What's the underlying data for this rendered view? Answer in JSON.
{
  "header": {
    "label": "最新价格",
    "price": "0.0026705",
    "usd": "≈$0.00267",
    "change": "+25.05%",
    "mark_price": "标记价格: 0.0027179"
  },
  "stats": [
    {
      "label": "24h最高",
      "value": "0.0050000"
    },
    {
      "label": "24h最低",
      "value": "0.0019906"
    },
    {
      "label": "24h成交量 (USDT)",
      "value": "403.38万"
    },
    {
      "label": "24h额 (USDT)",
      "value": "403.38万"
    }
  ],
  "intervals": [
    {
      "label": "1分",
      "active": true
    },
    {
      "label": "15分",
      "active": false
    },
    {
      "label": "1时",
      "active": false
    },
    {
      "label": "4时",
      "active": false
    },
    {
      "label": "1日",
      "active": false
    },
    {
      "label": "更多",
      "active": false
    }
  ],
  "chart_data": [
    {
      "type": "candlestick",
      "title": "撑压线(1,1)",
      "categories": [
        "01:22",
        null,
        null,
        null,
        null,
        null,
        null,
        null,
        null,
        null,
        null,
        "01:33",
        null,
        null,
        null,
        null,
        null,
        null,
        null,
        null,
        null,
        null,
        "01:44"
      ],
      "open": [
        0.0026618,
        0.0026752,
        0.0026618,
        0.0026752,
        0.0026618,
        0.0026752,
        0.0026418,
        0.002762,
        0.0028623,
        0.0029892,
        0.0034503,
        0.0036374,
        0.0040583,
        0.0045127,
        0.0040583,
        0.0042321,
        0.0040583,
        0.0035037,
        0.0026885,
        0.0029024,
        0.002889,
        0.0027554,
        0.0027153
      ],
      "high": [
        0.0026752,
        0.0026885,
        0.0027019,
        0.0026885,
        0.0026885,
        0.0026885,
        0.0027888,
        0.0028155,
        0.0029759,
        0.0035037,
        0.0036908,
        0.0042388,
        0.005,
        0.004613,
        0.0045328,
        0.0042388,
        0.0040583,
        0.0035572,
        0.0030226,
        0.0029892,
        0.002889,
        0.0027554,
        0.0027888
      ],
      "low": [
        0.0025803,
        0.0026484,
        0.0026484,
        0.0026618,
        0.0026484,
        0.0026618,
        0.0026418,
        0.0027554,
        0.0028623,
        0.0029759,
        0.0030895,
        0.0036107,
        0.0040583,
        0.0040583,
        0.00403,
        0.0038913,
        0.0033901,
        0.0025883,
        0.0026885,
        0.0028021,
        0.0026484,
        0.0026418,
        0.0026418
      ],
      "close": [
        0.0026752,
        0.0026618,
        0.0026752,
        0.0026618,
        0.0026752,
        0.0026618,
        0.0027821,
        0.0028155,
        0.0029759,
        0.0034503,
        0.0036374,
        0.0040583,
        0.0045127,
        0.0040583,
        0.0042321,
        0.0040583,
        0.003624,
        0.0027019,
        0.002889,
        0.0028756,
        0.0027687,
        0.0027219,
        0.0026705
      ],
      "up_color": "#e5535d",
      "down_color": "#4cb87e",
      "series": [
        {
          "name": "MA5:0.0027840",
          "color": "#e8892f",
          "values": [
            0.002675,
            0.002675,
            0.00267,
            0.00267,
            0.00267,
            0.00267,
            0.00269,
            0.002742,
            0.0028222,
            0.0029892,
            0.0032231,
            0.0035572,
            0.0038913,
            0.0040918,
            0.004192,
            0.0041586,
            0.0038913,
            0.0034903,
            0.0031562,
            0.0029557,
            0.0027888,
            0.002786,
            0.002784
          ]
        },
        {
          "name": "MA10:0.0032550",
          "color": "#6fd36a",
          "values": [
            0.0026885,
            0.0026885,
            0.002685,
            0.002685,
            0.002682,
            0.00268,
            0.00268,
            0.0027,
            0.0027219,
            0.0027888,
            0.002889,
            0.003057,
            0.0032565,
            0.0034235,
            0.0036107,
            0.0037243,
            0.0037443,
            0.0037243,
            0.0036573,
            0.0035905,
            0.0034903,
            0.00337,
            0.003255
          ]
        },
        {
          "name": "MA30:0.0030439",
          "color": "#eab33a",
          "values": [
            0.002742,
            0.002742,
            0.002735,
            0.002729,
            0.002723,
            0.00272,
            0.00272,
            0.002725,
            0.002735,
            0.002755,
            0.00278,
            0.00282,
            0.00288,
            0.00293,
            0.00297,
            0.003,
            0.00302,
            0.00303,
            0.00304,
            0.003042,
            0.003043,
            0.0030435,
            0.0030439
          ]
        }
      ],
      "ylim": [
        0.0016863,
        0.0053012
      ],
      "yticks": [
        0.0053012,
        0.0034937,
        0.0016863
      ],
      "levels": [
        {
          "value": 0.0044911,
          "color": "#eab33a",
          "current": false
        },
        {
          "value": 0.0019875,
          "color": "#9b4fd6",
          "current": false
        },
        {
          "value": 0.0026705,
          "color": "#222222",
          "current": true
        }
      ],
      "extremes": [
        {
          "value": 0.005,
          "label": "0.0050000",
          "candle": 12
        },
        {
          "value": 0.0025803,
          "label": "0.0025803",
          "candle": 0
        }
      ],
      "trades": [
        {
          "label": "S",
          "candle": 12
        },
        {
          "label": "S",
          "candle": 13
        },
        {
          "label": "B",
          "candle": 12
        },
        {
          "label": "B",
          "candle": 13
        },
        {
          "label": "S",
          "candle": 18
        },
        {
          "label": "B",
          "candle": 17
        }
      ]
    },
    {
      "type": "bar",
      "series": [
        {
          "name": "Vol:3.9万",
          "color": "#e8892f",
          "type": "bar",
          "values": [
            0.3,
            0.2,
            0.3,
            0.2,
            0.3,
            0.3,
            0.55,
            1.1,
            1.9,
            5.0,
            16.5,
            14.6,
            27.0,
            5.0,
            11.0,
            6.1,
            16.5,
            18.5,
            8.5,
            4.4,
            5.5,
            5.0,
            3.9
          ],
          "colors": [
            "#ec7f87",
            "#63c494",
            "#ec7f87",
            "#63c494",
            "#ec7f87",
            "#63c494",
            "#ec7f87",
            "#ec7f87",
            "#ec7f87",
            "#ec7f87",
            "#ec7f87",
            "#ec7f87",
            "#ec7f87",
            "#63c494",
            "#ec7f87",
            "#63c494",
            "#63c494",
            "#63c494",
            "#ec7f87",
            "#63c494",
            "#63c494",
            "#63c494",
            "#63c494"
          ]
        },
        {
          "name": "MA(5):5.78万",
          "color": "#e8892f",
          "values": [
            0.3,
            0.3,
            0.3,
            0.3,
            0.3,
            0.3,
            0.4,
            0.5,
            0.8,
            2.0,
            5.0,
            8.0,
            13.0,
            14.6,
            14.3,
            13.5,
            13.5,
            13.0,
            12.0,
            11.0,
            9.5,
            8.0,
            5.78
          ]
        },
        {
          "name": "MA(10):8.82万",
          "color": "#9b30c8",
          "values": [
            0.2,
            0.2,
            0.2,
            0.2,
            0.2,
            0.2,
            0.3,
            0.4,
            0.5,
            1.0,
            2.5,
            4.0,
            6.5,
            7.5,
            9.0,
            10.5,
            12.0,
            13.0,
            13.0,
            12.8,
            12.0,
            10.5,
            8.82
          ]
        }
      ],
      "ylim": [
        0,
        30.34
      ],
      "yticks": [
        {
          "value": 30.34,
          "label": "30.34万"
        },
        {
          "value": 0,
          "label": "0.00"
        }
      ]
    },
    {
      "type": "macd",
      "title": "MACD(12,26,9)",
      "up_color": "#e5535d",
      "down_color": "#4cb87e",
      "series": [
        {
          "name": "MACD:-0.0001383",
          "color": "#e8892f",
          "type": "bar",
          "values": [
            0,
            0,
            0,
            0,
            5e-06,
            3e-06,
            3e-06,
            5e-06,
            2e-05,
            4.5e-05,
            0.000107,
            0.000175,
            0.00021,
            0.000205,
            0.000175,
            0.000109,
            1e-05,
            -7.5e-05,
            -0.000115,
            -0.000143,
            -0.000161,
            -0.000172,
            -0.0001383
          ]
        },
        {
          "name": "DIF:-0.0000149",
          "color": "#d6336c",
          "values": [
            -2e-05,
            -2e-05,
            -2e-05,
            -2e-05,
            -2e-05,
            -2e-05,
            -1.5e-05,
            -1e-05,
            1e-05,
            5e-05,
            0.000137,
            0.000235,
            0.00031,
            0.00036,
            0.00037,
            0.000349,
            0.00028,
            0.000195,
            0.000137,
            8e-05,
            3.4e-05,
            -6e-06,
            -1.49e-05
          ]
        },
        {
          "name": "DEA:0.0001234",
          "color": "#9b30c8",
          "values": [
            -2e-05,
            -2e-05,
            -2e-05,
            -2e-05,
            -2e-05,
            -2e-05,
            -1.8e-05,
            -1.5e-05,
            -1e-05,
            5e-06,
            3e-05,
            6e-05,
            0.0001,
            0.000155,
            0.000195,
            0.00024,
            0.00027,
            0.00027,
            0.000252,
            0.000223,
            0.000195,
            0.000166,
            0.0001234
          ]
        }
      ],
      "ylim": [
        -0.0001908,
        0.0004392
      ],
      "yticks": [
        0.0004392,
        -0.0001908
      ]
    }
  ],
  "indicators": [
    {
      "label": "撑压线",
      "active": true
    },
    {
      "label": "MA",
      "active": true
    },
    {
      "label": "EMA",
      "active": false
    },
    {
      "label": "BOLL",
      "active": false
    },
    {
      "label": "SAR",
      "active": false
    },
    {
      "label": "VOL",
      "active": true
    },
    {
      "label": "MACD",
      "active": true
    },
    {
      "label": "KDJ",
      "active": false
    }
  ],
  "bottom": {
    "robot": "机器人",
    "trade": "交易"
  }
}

※

* **Your task**
Each line containing the word "type" counts once; report the total alone.

* **Answer to the problem**
5